BEGIN DATA FOR THIS EXERCISE

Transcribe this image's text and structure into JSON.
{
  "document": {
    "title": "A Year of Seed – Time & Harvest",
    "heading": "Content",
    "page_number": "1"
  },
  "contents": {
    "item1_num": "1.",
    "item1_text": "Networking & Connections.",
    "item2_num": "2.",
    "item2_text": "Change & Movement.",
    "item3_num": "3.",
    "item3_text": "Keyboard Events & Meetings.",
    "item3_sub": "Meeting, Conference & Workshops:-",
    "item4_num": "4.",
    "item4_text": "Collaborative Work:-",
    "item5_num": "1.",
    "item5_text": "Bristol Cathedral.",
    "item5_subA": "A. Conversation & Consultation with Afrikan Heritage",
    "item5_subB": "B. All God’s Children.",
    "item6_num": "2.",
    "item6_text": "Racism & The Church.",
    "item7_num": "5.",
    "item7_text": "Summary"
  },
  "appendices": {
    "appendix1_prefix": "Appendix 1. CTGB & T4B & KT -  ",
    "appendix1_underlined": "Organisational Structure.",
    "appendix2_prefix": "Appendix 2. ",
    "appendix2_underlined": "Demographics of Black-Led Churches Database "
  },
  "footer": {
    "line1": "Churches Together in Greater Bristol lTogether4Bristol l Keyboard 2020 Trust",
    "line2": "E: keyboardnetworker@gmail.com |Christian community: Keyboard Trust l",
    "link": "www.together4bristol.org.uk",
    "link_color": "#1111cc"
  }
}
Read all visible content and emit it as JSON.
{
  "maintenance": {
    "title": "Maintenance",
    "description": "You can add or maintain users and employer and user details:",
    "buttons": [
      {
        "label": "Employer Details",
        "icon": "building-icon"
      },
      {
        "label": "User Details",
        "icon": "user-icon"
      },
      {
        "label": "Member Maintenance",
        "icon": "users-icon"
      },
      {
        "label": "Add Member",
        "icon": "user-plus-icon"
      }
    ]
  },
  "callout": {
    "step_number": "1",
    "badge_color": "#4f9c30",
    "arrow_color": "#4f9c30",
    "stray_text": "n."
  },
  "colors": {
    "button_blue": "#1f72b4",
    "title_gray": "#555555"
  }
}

END DATA FOR THIS EXERCISE

Write out the data again, exactly and in full.

__ANSWER TO THE PROBLEM__:
Transcribe this image's text and structure into JSON.
{
  "document": {
    "title": "A Year of Seed – Time & Harvest",
    "heading": "Content",
    "page_number": "1"
  },
  "contents": {
    "item1_num": "1.",
    "item1_text": "Networking & Connections.",
    "item2_num": "2.",
    "item2_text": "Change & Movement.",
    "item3_num": "3.",
    "item3_text": "Keyboard Events & Meetings.",
    "item3_sub": "Meeting, Conference & Workshops:-",
    "item4_num": "4.",
    "item4_text": "Collaborative Work:-",
    "item5_num": "1.",
    "item5_text": "Bristol Cathedral.",
    "item5_subA": "A. Conversation & Consultation with Afrikan Heritage",
    "item5_subB": "B. All God’s Children.",
    "item6_num": "2.",
    "item6_text": "Racism & The Church.",
    "item7_num": "5.",
    "item7_text": "Summary"
  },
  "appendices": {
    "appendix1_prefix": "Appendix 1. CTGB & T4B & KT -  ",
    "appendix1_underlined": "Organisational Structure.",
    "appendix2_prefix": "Appendix 2. ",
    "appendix2_underlined": "Demographics of Black-Led Churches Database "
  },
  "footer": {
    "line1": "Churches Together in Greater Bristol lTogether4Bristol l Keyboard 2020 Trust",
    "line2": "E: keyboardnetworker@gmail.com |Christian community: Keyboard Trust l",
    "link": "www.together4bristol.org.uk",
    "link_color": "#1111cc"
  }
}
Read all visible content and emit it as JSON.
{
  "maintenance": {
    "title": "Maintenance",
    "description": "You can add or maintain users and employer and user details:",
    "buttons": [
      {
        "label": "Employer Details",
        "icon": "building-icon"
      },
      {
        "label": "User Details",
        "icon": "user-icon"
      },
      {
        "label": "Member Maintenance",
        "icon": "users-icon"
      },
      {
        "label": "Add Member",
        "icon": "user-plus-icon"
      }
    ]
  },
  "callout": {
    "step_number": "1",
    "badge_color": "#4f9c30",
    "arrow_color": "#4f9c30",
    "stray_text": "n."
  },
  "colors": {
    "button_blue": "#1f72b4",
    "title_gray": "#555555"
  }
}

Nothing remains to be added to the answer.